Begin Records
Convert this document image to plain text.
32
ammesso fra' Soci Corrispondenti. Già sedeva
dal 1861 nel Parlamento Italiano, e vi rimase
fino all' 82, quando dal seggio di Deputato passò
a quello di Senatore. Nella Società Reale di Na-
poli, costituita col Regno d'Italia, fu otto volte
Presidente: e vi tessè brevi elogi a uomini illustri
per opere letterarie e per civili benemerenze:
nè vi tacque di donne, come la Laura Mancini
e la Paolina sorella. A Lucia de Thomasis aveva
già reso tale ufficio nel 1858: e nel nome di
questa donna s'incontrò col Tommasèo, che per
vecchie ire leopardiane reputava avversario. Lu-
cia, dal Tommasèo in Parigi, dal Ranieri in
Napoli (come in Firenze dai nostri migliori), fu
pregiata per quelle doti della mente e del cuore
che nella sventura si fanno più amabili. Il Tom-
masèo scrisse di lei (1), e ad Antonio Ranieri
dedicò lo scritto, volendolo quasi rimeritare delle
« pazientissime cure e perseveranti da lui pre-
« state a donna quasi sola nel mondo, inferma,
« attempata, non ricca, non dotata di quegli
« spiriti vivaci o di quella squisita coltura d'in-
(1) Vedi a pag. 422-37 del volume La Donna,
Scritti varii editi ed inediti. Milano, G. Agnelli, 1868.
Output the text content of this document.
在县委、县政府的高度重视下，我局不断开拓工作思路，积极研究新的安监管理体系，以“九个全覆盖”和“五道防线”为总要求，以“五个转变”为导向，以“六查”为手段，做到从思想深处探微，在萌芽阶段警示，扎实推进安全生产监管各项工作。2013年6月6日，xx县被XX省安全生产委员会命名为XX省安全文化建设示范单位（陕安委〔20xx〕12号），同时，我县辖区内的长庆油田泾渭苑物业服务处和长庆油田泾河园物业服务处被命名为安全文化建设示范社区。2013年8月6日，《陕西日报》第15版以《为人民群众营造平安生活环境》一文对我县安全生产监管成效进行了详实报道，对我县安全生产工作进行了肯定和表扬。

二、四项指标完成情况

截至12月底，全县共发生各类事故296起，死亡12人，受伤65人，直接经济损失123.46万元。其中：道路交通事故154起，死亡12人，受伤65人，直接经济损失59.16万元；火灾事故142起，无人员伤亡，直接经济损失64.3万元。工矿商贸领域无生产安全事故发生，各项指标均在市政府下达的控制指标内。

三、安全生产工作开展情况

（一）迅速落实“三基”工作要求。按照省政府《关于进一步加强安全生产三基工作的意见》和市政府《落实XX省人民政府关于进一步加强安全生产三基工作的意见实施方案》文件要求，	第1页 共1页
End Records
Short problem - Copy, character for character, the lines from the line that holds "Output the text content of this document." through the final line of the records above.

Task result -
Output the text content of this document.
在县委、县政府的高度重视下，我局不断开拓工作思路，积极研究新的安监管理体系，以“九个全覆盖”和“五道防线”为总要求，以“五个转变”为导向，以“六查”为手段，做到从思想深处探微，在萌芽阶段警示，扎实推进安全生产监管各项工作。2013年6月6日，xx县被XX省安全生产委员会命名为XX省安全文化建设示范单位（陕安委〔20xx〕12号），同时，我县辖区内的长庆油田泾渭苑物业服务处和长庆油田泾河园物业服务处被命名为安全文化建设示范社区。2013年8月6日，《陕西日报》第15版以《为人民群众营造平安生活环境》一文对我县安全生产监管成效进行了详实报道，对我县安全生产工作进行了肯定和表扬。

二、四项指标完成情况

截至12月底，全县共发生各类事故296起，死亡12人，受伤65人，直接经济损失123.46万元。其中：道路交通事故154起，死亡12人，受伤65人，直接经济损失59.16万元；火灾事故142起，无人员伤亡，直接经济损失64.3万元。工矿商贸领域无生产安全事故发生，各项指标均在市政府下达的控制指标内。

三、安全生产工作开展情况

（一）迅速落实“三基”工作要求。按照省政府《关于进一步加强安全生产三基工作的意见》和市政府《落实XX省人民政府关于进一步加强安全生产三基工作的意见实施方案》文件要求，	第1页 共1页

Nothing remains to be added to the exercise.